▶ _WHAT NEEDS TO BE DONE_: Pick up the forum thread about the release of Dave Arneson's True Genius and continue it from the point where it stops.
>> BEGIN SELECTED EXCERPT
# [Three Lines Studio] Dave Arneson's True Genius Published



## grodog (Apr 18, 2017)

*Dave Arneson's True Genius Published - by Robert J. Kuntz*

Hot off the press and already steamrolling ahead!







What is Dave Arneson’s True Genius??

Well...  It kinda starts below...






...and then by leaps and bounds...

Breaks the sound barrier of game design history by 2,000 years...

Join us in a giant step into the past that re-opens a future doorway David L. Arneson created and gifted to us!

###

From the awarding-winning 
game designer and author Robert J. Kuntz

Available Now From:  www.threelinestudio.com


----------



## trancejeremy (Apr 18, 2017)

> Well... It kinda starts below...




Doesn't that kind of undercut the whole premise? Sort of an admission that it was Braunstein that started it all? (which in turn evolved from Diplomacy and wargames)


----------



## grodog (Apr 18, 2017)
>> END SELECTED EXCERPT
>> BEGIN DATA LINES
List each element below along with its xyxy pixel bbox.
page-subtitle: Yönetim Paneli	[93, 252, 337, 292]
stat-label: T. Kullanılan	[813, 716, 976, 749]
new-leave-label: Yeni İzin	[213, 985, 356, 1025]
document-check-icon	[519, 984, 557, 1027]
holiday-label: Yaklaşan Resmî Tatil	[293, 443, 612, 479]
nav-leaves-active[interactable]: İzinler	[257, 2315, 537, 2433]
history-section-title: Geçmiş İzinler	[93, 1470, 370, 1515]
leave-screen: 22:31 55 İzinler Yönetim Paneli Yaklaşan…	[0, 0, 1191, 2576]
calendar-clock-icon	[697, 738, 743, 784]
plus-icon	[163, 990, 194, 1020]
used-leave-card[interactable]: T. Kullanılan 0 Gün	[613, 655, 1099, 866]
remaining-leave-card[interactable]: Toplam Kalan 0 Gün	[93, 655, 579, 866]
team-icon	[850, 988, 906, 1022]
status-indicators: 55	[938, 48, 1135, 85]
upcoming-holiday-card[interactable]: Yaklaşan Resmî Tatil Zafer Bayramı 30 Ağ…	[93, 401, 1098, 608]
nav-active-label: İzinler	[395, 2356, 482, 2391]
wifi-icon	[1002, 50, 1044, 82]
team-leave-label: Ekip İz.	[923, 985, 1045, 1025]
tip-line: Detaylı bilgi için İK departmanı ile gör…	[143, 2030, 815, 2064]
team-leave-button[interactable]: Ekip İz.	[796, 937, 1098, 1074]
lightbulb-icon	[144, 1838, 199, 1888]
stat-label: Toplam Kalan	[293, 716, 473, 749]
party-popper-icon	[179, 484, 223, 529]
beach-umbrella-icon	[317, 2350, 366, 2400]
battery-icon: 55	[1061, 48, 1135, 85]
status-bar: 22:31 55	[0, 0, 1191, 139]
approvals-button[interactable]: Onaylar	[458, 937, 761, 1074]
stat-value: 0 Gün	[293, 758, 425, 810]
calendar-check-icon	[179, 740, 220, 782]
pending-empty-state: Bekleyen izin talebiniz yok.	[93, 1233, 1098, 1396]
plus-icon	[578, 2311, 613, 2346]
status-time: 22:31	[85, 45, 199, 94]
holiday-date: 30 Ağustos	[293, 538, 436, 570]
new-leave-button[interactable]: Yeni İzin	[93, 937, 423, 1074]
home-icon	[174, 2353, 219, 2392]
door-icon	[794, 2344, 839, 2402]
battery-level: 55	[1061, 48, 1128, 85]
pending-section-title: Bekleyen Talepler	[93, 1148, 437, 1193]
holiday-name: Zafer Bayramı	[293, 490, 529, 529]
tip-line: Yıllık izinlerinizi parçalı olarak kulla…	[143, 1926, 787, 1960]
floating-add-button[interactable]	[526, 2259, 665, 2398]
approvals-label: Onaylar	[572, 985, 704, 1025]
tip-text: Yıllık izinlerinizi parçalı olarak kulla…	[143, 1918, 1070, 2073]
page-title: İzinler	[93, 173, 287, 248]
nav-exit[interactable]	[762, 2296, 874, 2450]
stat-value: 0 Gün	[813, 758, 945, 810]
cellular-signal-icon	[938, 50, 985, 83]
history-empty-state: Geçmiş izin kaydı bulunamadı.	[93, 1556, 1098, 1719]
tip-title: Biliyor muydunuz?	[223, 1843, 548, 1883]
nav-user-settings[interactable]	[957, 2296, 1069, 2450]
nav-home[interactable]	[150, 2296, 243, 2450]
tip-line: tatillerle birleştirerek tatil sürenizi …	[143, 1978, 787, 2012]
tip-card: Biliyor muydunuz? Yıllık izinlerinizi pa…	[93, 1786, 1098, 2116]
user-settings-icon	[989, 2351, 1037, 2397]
>> END DATA LINES
▶ _RESULT OF THIS TASK_:
trancejeremy said:


> Doesn't that kind of undercut the whole premise? Sort of an admission that it was Braunstein that started it all? (which in turn evolved from Diplomacy and wargames)




I don't think so, [MENTION=924]trancejeremy[/MENTION], based on my understanding of the history of Braunsteins and the development of the Blackmoor campaign:  that is, that Blackmoor employed some of the features of a Braunstein, but also added a number of innovations of Dave's that were not present in Braunsteins, and then wrapped them in the proto-D&D trappings we now recognize so well.  That said, I also haven't read Rob's book yet, so I can't speak to his thoughts on the matter either.  

Allan.


----------



## darjr (Apr 19, 2017)

I talked to Mr. David Wesely and while he didn't come out and say it directly, it did sound like David Arneson had quite a bit of input, even if the initial idea of the Braunstien wasn't Mr. Arnesons, many of the innovations that made D&D were.

David Wesely has put his name to a set of rules that are available on Drive Thru RPG at http://www.drivethrurpg.com/product/139125/Barons-of-Braunstein?affiliate_id=182934

Surprisingly David Wesely has done quite a few youtube videos.

Here are only a couple few
https://www.youtube.com/watch?v=9HLua_tfJ7U&t=236s
https://www.youtube.com/watch?v=CkUB9_QTYUc
https://www.youtube.com/watch?v=n1SZJjZ-U9I

edit: to add that's my affiliate link above. And I do think both David and Dave are geniuses!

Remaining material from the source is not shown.